Copy the data below exactly.

> [PROVIDED RECORDS]
▬▬▬▬▬▬▬▬▬▬

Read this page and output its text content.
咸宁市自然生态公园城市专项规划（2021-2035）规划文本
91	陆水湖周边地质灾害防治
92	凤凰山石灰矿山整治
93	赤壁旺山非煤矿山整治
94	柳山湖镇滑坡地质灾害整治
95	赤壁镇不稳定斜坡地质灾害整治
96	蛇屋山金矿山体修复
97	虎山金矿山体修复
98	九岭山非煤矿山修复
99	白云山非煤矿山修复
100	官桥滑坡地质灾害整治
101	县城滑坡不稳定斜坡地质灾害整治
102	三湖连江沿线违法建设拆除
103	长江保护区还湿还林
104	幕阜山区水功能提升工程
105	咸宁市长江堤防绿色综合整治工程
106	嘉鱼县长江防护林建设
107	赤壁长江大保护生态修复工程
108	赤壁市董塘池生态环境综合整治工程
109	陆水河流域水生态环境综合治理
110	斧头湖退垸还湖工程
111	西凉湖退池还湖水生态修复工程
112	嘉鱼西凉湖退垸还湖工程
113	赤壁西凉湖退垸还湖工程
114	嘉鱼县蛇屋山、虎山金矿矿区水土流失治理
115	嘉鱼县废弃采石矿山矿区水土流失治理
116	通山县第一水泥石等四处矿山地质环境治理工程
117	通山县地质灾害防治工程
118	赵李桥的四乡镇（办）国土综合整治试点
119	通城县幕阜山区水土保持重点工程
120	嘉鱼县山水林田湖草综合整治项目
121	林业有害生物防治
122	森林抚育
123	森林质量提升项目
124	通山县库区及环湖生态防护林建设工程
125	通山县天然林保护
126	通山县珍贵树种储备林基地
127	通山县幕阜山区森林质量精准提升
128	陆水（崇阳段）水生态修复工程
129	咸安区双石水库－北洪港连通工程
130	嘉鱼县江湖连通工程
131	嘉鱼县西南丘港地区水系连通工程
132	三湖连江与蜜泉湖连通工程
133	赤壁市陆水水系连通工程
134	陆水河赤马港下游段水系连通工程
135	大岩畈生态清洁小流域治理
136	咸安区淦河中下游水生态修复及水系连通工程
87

▬▬▬▬▬▬▬▬▬▬

> [THE REPLY]
Read this page and output its text content.
咸宁市自然生态公园城市专项规划（2021-2035）规划文本
91	陆水湖周边地质灾害防治
92	凤凰山石灰矿山整治
93	赤壁旺山非煤矿山整治
94	柳山湖镇滑坡地质灾害整治
95	赤壁镇不稳定斜坡地质灾害整治
96	蛇屋山金矿山体修复
97	虎山金矿山体修复
98	九岭山非煤矿山修复
99	白云山非煤矿山修复
100	官桥滑坡地质灾害整治
101	县城滑坡不稳定斜坡地质灾害整治
102	三湖连江沿线违法建设拆除
103	长江保护区还湿还林
104	幕阜山区水功能提升工程
105	咸宁市长江堤防绿色综合整治工程
106	嘉鱼县长江防护林建设
107	赤壁长江大保护生态修复工程
108	赤壁市董塘池生态环境综合整治工程
109	陆水河流域水生态环境综合治理
110	斧头湖退垸还湖工程
111	西凉湖退池还湖水生态修复工程
112	嘉鱼西凉湖退垸还湖工程
113	赤壁西凉湖退垸还湖工程
114	嘉鱼县蛇屋山、虎山金矿矿区水土流失治理
115	嘉鱼县废弃采石矿山矿区水土流失治理
116	通山县第一水泥石等四处矿山地质环境治理工程
117	通山县地质灾害防治工程
118	赵李桥的四乡镇（办）国土综合整治试点
119	通城县幕阜山区水土保持重点工程
120	嘉鱼县山水林田湖草综合整治项目
121	林业有害生物防治
122	森林抚育
123	森林质量提升项目
124	通山县库区及环湖生态防护林建设工程
125	通山县天然林保护
126	通山县珍贵树种储备林基地
127	通山县幕阜山区森林质量精准提升
128	陆水（崇阳段）水生态修复工程
129	咸安区双石水库－北洪港连通工程
130	嘉鱼县江湖连通工程
131	嘉鱼县西南丘港地区水系连通工程
132	三湖连江与蜜泉湖连通工程
133	赤壁市陆水水系连通工程
134	陆水河赤马港下游段水系连通工程
135	大岩畈生态清洁小流域治理
136	咸安区淦河中下游水生态修复及水系连通工程
87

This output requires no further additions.